Provided data:
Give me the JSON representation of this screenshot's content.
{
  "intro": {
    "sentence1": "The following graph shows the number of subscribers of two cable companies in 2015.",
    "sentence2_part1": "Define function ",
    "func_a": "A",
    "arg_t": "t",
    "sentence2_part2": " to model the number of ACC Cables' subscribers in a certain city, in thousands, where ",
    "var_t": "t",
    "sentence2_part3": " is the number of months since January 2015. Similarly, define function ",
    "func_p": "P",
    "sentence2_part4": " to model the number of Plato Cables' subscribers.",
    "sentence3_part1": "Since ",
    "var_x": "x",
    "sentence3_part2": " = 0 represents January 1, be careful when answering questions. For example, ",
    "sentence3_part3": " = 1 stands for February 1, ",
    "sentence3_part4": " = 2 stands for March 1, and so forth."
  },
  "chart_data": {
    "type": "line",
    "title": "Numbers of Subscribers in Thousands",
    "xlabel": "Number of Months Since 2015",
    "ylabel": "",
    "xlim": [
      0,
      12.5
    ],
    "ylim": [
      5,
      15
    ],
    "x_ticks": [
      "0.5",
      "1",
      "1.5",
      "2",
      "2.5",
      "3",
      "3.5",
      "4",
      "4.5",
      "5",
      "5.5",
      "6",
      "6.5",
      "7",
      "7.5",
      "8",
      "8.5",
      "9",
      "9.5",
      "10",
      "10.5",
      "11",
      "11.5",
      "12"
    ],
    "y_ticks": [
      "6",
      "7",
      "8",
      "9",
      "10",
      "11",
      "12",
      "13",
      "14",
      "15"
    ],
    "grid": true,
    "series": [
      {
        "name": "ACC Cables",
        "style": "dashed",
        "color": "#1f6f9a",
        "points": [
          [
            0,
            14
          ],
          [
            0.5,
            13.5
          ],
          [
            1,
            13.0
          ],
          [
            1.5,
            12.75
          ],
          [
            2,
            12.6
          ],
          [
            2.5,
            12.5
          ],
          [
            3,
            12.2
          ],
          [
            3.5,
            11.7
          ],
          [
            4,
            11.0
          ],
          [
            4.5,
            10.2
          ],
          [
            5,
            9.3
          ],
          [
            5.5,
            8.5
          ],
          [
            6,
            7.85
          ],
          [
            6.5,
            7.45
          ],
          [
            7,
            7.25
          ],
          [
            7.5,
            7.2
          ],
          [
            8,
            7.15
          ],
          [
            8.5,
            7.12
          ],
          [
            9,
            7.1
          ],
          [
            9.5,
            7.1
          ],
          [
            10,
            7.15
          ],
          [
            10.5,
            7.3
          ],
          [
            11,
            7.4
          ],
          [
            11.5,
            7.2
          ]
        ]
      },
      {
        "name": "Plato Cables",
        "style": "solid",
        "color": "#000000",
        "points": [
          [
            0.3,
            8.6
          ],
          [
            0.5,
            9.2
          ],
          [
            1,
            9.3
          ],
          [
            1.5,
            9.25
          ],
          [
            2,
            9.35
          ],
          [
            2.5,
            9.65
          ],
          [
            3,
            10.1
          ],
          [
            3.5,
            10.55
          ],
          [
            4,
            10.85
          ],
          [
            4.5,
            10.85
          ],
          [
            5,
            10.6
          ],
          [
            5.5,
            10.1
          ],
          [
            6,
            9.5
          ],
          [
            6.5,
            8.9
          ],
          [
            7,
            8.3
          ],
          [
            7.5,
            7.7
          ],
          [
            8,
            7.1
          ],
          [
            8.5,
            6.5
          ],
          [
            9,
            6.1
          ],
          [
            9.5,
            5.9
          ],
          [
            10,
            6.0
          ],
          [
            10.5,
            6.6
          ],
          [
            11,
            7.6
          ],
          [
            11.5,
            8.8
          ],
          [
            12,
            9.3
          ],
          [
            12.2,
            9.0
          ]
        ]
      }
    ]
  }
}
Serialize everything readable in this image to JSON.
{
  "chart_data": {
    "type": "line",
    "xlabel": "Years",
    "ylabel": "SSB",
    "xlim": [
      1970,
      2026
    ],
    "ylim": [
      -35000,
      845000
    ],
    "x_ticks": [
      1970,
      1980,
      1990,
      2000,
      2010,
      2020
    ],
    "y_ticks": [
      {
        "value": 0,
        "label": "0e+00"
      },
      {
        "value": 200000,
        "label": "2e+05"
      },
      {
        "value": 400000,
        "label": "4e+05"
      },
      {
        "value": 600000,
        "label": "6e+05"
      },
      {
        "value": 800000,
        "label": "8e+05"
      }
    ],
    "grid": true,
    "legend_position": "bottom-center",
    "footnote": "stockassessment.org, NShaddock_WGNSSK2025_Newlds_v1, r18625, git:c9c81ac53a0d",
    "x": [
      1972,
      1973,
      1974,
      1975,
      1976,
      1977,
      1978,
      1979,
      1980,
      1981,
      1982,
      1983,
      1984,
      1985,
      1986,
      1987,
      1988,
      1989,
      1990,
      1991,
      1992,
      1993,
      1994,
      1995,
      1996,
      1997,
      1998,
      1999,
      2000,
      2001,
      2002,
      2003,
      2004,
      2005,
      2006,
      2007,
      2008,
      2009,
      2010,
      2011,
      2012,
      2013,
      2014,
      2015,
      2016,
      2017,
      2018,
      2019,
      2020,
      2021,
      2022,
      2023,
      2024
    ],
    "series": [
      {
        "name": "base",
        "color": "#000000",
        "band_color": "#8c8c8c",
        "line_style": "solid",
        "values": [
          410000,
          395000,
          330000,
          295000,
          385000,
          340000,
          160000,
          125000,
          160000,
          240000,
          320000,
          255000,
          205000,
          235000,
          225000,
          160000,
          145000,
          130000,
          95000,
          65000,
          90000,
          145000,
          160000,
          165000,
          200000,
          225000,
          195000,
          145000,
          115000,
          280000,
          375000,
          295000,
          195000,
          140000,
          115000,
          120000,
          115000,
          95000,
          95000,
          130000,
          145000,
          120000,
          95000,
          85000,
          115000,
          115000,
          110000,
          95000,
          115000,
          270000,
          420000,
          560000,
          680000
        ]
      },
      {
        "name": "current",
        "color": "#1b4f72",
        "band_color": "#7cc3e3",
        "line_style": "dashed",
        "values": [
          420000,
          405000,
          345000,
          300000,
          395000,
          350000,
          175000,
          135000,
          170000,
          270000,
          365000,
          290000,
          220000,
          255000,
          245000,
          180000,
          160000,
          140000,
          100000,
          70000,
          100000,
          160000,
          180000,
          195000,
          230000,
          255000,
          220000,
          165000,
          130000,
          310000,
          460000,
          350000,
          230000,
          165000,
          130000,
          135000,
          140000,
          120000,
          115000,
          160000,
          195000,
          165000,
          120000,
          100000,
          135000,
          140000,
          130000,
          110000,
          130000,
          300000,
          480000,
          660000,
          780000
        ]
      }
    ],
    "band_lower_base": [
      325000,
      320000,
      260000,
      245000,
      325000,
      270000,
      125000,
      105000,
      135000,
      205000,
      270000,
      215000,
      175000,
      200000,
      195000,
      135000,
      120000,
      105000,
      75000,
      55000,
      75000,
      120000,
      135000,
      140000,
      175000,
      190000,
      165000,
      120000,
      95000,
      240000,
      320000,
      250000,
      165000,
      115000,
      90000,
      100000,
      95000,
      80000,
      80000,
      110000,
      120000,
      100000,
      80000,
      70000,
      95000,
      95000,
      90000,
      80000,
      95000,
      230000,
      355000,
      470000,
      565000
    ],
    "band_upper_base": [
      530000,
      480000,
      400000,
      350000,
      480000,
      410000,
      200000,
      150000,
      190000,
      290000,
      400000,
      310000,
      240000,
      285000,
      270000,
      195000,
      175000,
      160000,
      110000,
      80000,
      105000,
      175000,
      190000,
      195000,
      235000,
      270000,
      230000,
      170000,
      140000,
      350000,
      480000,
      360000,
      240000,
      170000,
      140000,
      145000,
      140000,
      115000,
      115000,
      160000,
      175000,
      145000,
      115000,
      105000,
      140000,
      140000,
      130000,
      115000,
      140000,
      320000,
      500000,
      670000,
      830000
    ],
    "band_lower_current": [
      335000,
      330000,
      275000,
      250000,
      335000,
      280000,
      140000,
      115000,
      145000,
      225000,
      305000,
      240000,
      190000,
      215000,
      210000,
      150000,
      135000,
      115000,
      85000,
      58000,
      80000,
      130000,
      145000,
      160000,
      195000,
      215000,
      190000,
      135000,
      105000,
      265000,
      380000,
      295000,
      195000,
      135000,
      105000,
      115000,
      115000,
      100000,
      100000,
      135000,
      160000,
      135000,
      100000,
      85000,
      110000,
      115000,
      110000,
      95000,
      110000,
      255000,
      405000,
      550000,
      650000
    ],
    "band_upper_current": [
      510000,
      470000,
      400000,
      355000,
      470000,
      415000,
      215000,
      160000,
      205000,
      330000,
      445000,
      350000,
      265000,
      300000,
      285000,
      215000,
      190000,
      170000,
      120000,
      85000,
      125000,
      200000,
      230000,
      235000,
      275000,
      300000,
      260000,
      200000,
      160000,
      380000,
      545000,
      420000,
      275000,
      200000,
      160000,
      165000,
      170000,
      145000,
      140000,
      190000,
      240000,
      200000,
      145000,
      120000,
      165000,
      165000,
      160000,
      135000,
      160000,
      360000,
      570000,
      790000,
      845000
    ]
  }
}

To be done: Above are some records. Report the number of their lines that include "xlabel", and add nothing else.

Expected answer: 2